Goal of the exercise
Extract each record and reproduce it exactly.

Material shown
-----
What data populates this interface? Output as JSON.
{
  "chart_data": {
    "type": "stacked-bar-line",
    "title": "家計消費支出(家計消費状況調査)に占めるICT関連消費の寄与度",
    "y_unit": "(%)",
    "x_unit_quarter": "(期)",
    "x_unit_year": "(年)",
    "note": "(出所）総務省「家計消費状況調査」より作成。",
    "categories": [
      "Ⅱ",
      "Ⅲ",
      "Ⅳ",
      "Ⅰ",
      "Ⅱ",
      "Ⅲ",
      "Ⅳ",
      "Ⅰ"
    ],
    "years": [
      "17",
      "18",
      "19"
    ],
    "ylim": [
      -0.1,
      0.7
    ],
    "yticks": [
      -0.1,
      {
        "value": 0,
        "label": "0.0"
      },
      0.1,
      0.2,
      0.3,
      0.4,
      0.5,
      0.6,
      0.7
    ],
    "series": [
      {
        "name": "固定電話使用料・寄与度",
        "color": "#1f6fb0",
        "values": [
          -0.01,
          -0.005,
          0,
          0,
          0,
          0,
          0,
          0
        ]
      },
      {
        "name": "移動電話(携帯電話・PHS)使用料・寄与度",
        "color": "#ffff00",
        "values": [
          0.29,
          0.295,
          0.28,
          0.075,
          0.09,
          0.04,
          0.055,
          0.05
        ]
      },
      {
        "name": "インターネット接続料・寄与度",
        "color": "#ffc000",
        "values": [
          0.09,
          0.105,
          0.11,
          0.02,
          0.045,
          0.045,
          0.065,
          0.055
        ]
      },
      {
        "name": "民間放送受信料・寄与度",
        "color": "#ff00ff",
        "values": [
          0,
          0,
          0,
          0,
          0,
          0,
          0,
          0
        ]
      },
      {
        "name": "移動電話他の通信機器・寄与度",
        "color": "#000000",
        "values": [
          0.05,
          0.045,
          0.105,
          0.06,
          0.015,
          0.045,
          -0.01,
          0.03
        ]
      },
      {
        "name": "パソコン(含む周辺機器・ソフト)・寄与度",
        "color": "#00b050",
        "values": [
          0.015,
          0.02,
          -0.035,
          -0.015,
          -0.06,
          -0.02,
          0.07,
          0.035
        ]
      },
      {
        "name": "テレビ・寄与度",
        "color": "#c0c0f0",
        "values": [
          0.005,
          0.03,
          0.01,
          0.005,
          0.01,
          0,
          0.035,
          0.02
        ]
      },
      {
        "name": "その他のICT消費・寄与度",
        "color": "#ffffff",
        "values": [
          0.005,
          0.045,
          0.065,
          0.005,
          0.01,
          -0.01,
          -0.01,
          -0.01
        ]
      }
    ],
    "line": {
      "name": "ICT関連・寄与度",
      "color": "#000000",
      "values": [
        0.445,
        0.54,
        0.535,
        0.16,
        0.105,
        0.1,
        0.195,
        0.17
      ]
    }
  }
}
-----
Response to the exercise
What data populates this interface? Output as JSON.
{
  "chart_data": {
    "type": "stacked-bar-line",
    "title": "家計消費支出(家計消費状況調査)に占めるICT関連消費の寄与度",
    "y_unit": "(%)",
    "x_unit_quarter": "(期)",
    "x_unit_year": "(年)",
    "note": "(出所）総務省「家計消費状況調査」より作成。",
    "categories": [
      "Ⅱ",
      "Ⅲ",
      "Ⅳ",
      "Ⅰ",
      "Ⅱ",
      "Ⅲ",
      "Ⅳ",
      "Ⅰ"
    ],
    "years": [
      "17",
      "18",
      "19"
    ],
    "ylim": [
      -0.1,
      0.7
    ],
    "yticks": [
      -0.1,
      {
        "value": 0,
        "label": "0.0"
      },
      0.1,
      0.2,
      0.3,
      0.4,
      0.5,
      0.6,
      0.7
    ],
    "series": [
      {
        "name": "固定電話使用料・寄与度",
        "color": "#1f6fb0",
        "values": [
          -0.01,
          -0.005,
          0,
          0,
          0,
          0,
          0,
          0
        ]
      },
      {
        "name": "移動電話(携帯電話・PHS)使用料・寄与度",
        "color": "#ffff00",
        "values": [
          0.29,
          0.295,
          0.28,
          0.075,
          0.09,
          0.04,
          0.055,
          0.05
        ]
      },
      {
        "name": "インターネット接続料・寄与度",
        "color": "#ffc000",
        "values": [
          0.09,
          0.105,
          0.11,
          0.02,
          0.045,
          0.045,
          0.065,
          0.055
        ]
      },
      {
        "name": "民間放送受信料・寄与度",
        "color": "#ff00ff",
        "values": [
          0,
          0,
          0,
          0,
          0,
          0,
          0,
          0
        ]
      },
      {
        "name": "移動電話他の通信機器・寄与度",
        "color": "#000000",
        "values": [
          0.05,
          0.045,
          0.105,
          0.06,
          0.015,
          0.045,
          -0.01,
          0.03
        ]
      },
      {
        "name": "パソコン(含む周辺機器・ソフト)・寄与度",
        "color": "#00b050",
        "values": [
          0.015,
          0.02,
          -0.035,
          -0.015,
          -0.06,
          -0.02,
          0.07,
          0.035
        ]
      },
      {
        "name": "テレビ・寄与度",
        "color": "#c0c0f0",
        "values": [
          0.005,
          0.03,
          0.01,
          0.005,
          0.01,
          0,
          0.035,
          0.02
        ]
      },
      {
        "name": "その他のICT消費・寄与度",
        "color": "#ffffff",
        "values": [
          0.005,
          0.045,
          0.065,
          0.005,
          0.01,
          -0.01,
          -0.01,
          -0.01
        ]
      }
    ],
    "line": {
      "name": "ICT関連・寄与度",
      "color": "#000000",
      "values": [
        0.445,
        0.54,
        0.535,
        0.16,
        0.105,
        0.1,
        0.195,
        0.17
      ]
    }
  }
}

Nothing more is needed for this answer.